* [WHAT IS EXPECTED]:
Copy every line that contains the string "this" from the entries below.

* [INPUT MATERIAL]:
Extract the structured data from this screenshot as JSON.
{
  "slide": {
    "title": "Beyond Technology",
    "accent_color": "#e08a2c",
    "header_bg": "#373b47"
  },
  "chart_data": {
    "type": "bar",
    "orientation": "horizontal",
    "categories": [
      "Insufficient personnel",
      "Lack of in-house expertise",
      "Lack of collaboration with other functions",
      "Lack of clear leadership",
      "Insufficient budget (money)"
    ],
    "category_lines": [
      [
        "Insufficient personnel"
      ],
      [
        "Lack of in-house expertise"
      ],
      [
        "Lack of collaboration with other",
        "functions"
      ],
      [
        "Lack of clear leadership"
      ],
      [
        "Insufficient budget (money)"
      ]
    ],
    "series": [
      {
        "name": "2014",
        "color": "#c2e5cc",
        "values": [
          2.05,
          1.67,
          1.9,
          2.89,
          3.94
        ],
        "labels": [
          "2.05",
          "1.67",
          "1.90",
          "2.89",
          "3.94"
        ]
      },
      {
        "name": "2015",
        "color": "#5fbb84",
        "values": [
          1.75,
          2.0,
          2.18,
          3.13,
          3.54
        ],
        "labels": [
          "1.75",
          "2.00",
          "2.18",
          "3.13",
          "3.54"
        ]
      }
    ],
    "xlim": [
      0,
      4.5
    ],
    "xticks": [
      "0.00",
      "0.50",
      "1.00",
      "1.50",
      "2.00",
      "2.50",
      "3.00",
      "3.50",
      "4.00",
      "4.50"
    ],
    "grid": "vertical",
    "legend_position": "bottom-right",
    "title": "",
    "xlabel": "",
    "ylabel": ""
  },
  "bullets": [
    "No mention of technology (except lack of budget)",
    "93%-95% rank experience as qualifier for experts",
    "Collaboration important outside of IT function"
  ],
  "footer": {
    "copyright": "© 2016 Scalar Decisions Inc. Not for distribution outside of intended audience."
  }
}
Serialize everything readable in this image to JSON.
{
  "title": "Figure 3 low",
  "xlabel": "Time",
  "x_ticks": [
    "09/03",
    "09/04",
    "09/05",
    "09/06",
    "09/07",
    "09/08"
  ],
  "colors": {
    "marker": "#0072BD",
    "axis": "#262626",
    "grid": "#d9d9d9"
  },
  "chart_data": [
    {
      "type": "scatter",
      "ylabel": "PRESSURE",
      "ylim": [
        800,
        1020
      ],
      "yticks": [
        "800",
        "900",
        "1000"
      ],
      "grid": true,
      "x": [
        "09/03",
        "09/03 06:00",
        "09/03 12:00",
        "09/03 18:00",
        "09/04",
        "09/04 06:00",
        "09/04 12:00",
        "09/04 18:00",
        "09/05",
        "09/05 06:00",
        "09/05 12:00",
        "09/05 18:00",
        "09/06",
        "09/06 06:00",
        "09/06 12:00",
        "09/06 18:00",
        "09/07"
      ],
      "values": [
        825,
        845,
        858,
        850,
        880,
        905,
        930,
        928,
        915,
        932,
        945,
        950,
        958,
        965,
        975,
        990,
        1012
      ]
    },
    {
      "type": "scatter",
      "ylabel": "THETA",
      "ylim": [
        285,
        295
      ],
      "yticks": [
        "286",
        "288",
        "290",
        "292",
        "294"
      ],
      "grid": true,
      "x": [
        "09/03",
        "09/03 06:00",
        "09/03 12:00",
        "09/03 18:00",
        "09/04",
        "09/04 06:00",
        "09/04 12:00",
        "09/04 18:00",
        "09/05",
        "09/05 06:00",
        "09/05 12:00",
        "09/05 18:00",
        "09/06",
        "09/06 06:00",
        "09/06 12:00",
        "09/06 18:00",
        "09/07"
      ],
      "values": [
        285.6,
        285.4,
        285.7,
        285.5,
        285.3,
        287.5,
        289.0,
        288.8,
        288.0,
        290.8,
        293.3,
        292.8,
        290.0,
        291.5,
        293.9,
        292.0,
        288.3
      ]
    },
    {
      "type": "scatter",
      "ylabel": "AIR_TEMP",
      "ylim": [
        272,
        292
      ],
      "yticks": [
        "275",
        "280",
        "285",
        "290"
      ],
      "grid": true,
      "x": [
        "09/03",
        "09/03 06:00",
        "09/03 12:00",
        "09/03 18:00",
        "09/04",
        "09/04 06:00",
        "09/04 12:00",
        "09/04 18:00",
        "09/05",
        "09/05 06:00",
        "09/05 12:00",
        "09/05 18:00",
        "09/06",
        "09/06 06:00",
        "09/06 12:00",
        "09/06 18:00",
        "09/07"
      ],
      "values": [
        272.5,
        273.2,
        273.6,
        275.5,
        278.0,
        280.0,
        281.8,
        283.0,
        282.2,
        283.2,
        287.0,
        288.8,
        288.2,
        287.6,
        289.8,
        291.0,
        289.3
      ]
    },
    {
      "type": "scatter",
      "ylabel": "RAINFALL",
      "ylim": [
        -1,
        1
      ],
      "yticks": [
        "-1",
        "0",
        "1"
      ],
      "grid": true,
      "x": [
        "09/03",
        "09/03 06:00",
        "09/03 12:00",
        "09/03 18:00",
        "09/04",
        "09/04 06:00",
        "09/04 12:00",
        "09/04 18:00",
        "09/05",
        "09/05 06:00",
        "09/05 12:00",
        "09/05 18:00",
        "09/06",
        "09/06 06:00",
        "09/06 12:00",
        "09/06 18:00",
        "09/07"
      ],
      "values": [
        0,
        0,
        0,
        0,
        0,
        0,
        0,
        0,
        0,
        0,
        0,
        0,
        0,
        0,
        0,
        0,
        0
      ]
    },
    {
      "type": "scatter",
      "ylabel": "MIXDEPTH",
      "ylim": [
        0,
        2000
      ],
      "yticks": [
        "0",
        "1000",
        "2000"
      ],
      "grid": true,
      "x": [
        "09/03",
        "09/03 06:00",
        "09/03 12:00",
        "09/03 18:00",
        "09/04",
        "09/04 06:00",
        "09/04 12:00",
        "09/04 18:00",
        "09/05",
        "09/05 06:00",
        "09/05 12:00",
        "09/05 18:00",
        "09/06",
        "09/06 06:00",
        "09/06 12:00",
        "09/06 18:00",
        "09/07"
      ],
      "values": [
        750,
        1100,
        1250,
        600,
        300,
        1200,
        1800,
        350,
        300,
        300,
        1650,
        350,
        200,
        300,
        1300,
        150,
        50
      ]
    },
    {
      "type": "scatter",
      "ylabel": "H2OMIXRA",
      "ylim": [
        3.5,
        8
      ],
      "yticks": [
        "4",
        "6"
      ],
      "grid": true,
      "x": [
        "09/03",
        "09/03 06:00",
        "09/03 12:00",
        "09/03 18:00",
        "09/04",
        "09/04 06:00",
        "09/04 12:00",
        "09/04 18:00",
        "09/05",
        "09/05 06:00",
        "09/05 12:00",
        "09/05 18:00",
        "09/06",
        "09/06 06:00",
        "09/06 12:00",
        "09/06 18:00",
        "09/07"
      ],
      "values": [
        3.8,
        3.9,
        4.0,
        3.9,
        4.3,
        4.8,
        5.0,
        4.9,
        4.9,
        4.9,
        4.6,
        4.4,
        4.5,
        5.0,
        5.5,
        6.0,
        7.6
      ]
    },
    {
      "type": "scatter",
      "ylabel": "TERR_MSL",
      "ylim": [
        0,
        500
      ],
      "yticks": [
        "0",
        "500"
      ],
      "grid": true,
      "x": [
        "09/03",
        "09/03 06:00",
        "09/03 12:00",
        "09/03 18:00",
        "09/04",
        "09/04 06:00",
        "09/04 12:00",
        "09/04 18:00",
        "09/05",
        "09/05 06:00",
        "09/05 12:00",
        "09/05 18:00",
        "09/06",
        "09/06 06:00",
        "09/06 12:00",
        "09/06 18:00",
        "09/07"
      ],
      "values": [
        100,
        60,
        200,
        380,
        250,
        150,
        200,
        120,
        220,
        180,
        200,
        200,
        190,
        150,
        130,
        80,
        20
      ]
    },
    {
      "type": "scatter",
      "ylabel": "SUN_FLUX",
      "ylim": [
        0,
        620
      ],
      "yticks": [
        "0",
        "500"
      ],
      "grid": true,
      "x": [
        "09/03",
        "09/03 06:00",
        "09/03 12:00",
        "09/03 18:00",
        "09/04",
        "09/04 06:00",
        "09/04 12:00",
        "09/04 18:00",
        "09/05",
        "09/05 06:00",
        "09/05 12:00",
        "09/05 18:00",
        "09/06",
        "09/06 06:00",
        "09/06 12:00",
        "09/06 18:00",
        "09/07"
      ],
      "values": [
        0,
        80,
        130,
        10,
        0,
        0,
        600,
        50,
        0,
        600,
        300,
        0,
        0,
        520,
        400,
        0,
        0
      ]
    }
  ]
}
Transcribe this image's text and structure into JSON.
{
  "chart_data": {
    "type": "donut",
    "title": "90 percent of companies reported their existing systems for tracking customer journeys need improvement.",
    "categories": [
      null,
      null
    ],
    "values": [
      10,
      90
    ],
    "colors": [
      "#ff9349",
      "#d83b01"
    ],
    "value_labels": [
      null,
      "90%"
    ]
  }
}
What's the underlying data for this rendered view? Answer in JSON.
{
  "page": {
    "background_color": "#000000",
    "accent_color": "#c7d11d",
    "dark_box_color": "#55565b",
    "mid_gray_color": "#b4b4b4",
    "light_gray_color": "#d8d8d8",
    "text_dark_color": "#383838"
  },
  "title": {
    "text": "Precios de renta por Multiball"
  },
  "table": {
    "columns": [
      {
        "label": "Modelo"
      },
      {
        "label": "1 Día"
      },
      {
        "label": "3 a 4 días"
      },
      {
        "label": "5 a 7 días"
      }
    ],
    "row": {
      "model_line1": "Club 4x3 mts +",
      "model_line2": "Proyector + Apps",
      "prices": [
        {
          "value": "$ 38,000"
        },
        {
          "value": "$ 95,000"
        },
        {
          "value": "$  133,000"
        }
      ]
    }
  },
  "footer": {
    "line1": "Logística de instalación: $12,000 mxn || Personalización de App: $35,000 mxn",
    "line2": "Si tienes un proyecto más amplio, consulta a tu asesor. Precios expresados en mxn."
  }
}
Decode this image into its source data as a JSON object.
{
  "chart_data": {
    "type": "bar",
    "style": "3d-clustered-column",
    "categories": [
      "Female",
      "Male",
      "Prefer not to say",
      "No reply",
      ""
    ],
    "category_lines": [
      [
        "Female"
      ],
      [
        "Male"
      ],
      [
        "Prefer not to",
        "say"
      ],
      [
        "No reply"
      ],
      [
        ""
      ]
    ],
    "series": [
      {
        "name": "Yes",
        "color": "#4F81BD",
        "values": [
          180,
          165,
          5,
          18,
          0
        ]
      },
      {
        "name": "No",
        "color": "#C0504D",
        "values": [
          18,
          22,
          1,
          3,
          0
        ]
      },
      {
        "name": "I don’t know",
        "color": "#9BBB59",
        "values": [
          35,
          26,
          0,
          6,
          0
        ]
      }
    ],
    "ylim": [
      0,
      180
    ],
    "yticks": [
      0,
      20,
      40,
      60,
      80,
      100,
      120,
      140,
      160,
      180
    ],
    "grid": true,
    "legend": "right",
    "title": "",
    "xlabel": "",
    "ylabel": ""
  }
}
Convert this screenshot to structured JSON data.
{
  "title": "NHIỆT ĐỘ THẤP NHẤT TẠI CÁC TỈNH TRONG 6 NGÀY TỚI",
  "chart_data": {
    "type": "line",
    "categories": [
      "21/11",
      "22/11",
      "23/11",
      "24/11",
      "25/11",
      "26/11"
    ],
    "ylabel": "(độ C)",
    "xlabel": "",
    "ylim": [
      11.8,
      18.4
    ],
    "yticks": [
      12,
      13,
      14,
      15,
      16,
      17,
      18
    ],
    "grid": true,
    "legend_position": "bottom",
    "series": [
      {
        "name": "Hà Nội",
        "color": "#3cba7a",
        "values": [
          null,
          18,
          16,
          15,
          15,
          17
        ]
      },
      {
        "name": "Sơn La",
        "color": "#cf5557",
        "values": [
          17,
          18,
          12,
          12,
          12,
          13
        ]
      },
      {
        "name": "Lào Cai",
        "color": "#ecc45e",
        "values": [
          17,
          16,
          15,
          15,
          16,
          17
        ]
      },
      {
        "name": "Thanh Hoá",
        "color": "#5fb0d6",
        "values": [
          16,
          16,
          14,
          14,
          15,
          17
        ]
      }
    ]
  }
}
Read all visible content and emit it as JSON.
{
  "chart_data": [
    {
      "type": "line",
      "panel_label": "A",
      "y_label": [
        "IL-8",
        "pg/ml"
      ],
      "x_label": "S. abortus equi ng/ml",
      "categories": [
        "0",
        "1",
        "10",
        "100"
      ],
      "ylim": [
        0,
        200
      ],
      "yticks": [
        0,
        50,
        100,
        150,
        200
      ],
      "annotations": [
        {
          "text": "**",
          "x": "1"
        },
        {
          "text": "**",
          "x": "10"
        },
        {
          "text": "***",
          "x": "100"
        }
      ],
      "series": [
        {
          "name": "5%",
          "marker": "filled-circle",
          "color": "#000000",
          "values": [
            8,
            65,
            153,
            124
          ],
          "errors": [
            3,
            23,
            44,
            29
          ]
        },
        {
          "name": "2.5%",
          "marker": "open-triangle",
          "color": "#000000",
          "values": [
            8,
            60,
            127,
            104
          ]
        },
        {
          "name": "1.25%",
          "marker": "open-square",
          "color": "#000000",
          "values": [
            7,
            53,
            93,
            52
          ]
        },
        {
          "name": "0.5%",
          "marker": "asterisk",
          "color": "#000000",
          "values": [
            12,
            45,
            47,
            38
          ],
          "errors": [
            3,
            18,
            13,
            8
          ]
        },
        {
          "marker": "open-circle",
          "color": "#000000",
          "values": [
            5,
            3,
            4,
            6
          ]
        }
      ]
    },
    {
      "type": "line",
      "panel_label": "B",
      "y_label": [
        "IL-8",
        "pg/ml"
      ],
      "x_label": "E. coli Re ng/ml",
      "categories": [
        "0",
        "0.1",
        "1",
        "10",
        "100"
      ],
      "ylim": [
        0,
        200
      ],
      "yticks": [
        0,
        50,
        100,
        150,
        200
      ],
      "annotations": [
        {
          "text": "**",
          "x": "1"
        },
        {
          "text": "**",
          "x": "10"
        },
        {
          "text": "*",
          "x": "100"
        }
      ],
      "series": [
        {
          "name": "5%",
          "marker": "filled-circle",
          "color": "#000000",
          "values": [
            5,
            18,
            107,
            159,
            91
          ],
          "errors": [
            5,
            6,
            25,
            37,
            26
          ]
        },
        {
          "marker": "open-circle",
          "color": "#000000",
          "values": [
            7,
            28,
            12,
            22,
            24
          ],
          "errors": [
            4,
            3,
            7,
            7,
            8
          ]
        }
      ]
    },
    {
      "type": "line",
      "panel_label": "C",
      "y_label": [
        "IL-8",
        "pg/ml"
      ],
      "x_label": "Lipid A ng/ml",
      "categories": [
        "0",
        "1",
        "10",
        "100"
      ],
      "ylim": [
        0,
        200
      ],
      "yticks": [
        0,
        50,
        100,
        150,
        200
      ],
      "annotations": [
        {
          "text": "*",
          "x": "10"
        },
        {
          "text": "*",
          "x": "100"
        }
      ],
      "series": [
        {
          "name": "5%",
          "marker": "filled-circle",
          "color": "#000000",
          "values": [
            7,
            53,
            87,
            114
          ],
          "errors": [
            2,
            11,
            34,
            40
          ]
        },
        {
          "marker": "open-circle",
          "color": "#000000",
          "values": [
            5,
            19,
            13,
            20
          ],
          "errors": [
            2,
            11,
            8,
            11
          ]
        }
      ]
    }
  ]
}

* [FINISHED EXERCISE]:
Extract the structured data from this screenshot as JSON.
Serialize everything readable in this image to JSON.
Transcribe this image's text and structure into JSON.
What's the underlying data for this rendered view? Answer in JSON.
Decode this image into its source data as a JSON object.
Convert this screenshot to structured JSON data.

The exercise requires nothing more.